Brief
Count every line that has the word "services". Give the number, without anything more.

Raw records
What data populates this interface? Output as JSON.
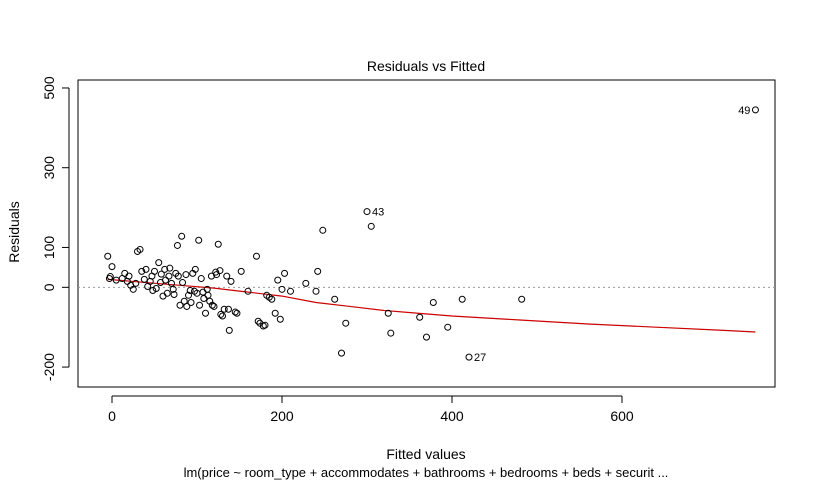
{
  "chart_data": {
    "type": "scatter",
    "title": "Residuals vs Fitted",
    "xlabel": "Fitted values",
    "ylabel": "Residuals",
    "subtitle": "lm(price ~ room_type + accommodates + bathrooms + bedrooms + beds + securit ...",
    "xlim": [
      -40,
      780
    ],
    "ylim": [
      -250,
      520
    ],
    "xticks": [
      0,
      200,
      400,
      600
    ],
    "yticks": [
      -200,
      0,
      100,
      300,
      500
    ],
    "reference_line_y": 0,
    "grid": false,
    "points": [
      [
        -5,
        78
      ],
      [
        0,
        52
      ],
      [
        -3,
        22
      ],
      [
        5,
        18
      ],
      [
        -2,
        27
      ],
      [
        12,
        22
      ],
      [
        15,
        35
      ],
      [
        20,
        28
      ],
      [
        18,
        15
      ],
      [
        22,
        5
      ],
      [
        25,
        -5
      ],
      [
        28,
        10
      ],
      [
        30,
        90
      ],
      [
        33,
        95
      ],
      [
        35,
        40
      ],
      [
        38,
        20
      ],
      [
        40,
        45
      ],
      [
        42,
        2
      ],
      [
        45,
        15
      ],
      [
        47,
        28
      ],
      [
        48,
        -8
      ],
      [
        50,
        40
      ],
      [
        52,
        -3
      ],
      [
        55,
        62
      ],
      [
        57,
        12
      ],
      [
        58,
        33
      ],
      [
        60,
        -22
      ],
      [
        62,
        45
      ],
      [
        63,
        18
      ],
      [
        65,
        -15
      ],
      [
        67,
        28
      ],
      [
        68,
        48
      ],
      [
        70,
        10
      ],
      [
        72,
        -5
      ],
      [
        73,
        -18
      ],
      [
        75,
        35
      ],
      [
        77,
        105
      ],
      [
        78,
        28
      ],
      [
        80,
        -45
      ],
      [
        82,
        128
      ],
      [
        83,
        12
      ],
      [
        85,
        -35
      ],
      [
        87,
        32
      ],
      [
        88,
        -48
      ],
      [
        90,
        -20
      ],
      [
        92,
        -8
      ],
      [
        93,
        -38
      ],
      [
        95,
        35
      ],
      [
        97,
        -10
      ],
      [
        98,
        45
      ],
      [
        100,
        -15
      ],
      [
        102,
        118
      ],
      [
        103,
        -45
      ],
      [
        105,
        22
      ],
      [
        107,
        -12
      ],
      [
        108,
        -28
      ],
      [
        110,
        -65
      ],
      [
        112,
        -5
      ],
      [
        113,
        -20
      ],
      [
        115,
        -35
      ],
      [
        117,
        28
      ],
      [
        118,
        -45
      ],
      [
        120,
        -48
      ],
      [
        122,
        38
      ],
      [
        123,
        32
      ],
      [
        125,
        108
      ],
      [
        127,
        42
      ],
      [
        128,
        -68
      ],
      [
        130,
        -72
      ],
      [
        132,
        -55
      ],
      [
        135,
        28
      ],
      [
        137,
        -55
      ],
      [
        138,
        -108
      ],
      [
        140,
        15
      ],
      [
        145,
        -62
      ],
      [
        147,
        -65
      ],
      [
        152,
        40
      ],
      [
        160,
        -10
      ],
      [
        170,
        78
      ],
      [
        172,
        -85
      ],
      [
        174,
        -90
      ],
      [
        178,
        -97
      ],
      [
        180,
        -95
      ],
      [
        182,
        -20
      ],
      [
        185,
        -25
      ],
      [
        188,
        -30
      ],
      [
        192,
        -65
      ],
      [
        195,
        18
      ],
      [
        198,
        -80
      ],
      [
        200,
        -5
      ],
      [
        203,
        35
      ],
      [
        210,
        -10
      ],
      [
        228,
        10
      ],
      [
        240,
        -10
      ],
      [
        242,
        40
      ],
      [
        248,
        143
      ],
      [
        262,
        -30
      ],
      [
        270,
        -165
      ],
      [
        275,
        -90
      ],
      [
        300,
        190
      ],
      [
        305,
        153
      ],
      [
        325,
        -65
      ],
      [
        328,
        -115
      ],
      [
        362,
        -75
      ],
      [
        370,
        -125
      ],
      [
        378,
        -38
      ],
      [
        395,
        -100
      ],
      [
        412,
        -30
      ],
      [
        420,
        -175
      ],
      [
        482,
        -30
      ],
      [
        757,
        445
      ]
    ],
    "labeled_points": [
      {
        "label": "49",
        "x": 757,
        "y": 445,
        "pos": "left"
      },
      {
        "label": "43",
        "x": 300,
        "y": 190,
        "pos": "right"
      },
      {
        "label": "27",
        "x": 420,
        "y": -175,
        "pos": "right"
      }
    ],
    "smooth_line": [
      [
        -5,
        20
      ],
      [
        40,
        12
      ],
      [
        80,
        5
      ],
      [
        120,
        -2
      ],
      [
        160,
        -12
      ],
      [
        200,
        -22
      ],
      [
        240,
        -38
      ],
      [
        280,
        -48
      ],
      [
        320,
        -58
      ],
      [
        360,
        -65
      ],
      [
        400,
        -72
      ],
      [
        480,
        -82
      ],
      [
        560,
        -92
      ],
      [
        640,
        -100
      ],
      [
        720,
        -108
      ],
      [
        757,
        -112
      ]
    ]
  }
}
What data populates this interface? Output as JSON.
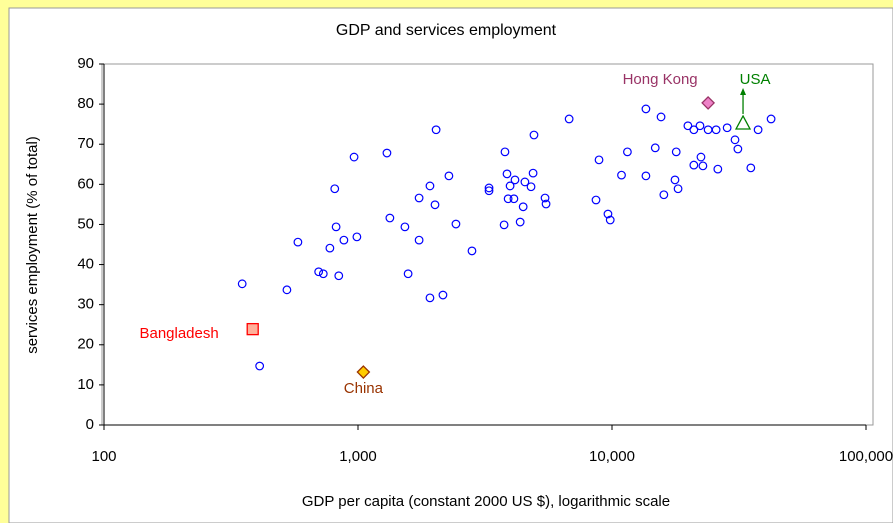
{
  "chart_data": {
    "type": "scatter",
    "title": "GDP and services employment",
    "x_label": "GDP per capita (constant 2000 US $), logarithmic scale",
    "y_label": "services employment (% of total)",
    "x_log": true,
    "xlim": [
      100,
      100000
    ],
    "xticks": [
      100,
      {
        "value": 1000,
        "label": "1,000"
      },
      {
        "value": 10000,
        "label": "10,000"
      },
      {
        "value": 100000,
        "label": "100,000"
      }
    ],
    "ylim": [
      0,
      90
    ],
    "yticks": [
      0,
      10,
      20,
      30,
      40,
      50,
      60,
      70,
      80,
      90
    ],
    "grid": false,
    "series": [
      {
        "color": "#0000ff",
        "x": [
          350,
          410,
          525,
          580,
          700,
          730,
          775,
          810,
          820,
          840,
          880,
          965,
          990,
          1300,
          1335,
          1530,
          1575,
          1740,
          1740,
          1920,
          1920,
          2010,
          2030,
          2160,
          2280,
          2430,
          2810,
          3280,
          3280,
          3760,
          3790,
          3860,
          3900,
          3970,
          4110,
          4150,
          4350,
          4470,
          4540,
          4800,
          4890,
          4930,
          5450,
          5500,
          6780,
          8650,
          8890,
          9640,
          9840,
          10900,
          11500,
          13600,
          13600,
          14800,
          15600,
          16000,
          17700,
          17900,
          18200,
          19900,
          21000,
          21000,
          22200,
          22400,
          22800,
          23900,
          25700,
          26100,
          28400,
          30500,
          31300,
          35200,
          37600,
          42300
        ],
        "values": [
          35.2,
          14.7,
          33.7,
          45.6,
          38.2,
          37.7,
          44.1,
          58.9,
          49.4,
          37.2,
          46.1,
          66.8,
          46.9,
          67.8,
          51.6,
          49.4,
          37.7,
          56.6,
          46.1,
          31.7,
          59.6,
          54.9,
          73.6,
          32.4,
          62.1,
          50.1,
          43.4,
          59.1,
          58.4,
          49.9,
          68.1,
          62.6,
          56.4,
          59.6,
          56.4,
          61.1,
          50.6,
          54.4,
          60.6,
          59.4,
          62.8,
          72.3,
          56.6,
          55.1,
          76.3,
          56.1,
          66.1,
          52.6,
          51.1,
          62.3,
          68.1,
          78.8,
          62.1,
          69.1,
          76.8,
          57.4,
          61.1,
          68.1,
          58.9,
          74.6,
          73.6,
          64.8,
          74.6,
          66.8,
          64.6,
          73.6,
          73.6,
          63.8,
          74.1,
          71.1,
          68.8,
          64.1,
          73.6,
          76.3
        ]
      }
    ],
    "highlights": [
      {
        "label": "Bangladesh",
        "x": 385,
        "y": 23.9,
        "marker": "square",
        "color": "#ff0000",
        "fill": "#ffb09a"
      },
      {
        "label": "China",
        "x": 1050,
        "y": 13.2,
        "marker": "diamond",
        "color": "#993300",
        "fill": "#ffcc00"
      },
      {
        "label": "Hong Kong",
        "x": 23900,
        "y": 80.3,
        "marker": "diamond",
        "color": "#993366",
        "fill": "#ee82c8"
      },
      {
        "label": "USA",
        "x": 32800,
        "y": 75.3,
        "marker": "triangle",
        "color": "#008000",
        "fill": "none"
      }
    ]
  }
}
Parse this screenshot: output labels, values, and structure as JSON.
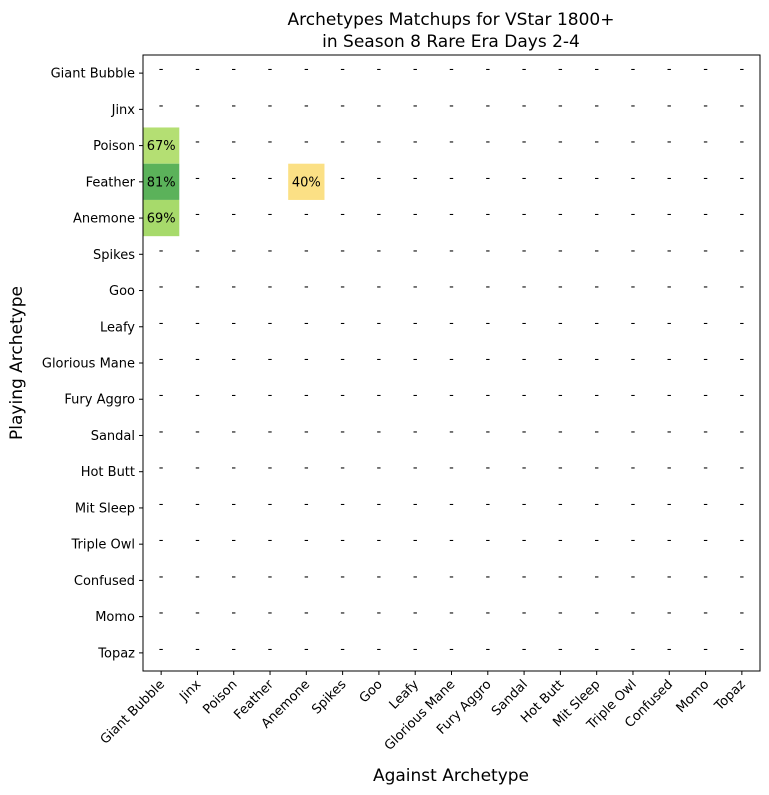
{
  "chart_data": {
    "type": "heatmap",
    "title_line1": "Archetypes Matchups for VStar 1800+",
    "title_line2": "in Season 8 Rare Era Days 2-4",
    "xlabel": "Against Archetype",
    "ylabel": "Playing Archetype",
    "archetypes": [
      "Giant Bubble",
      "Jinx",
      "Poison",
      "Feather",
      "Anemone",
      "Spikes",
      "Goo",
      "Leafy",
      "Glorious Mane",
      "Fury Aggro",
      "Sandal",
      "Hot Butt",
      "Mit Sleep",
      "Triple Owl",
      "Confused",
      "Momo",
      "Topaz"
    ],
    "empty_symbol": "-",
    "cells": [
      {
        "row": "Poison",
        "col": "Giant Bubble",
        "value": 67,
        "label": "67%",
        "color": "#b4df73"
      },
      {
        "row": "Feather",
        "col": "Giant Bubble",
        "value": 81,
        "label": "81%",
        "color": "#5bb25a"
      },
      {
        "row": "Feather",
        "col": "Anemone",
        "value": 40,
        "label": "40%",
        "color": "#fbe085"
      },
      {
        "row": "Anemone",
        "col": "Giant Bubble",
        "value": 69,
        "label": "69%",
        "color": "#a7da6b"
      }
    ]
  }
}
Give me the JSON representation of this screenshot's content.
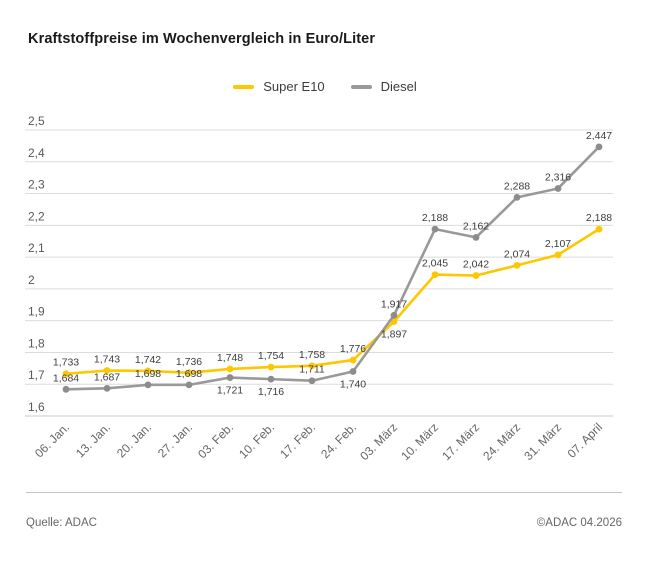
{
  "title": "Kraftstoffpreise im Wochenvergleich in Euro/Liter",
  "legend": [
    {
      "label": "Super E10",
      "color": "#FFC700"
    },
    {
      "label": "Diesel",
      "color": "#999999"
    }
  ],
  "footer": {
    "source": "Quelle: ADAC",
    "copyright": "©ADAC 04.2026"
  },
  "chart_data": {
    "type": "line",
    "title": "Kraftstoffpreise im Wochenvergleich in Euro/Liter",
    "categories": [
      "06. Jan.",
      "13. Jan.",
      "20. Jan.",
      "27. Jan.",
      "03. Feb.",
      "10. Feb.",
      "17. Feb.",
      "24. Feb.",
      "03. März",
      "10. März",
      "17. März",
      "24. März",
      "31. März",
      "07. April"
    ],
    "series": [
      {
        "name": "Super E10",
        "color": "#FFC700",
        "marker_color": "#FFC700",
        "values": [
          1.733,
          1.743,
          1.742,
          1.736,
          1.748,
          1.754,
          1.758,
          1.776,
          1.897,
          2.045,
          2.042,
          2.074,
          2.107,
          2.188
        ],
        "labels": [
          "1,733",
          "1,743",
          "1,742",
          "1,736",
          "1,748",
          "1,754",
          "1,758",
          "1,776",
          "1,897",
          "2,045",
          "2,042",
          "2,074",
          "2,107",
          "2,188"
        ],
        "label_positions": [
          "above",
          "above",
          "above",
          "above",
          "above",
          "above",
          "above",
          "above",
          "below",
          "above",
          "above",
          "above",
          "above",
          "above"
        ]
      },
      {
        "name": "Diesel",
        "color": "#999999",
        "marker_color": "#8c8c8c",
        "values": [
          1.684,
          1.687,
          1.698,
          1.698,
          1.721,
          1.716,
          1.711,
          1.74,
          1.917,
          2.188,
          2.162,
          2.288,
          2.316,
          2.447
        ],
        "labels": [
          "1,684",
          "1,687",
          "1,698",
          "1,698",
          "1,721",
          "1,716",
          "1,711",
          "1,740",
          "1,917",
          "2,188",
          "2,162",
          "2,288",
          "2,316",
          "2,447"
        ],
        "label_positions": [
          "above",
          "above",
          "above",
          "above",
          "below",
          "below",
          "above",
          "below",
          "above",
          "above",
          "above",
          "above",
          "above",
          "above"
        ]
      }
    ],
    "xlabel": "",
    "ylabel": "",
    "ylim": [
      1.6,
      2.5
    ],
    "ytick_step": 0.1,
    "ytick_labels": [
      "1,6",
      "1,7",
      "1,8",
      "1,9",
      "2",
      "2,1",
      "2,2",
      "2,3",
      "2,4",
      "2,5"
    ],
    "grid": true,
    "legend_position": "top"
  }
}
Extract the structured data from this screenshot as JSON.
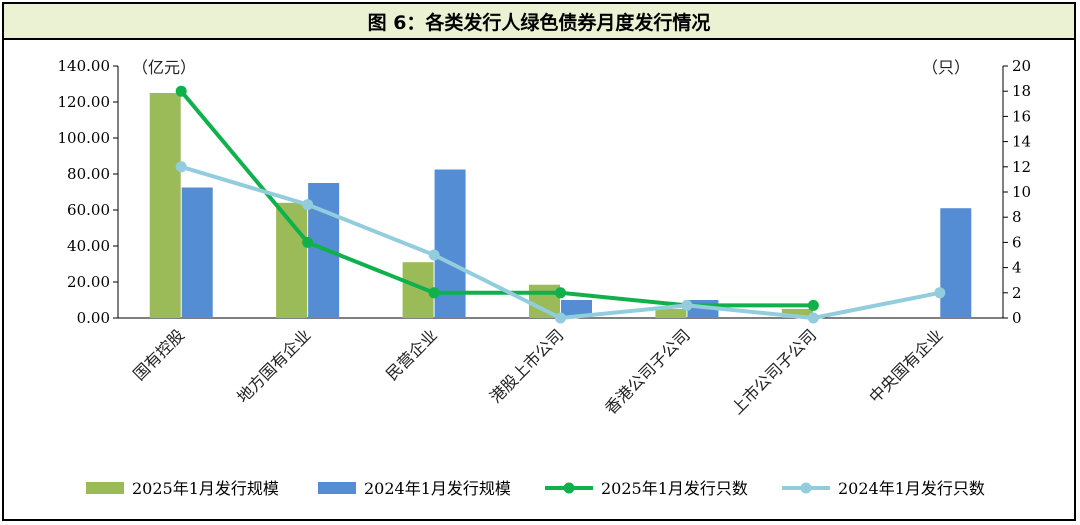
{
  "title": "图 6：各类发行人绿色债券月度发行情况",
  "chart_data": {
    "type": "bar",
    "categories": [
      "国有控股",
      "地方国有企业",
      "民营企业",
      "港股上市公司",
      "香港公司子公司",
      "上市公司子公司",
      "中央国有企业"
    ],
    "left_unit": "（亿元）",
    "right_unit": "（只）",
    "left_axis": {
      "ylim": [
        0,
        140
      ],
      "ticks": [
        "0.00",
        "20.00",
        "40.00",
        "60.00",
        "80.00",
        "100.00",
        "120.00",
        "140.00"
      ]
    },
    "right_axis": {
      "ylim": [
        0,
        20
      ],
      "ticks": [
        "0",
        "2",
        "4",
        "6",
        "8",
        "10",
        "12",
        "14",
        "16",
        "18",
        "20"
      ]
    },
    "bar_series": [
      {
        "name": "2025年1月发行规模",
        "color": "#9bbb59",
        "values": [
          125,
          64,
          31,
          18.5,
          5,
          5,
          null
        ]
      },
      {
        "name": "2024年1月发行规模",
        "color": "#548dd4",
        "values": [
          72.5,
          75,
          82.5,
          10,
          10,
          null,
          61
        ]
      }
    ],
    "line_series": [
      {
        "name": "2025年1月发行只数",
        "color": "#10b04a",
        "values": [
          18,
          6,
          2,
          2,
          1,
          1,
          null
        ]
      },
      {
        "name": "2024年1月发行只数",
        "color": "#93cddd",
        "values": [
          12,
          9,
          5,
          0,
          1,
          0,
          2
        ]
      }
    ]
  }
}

Response
2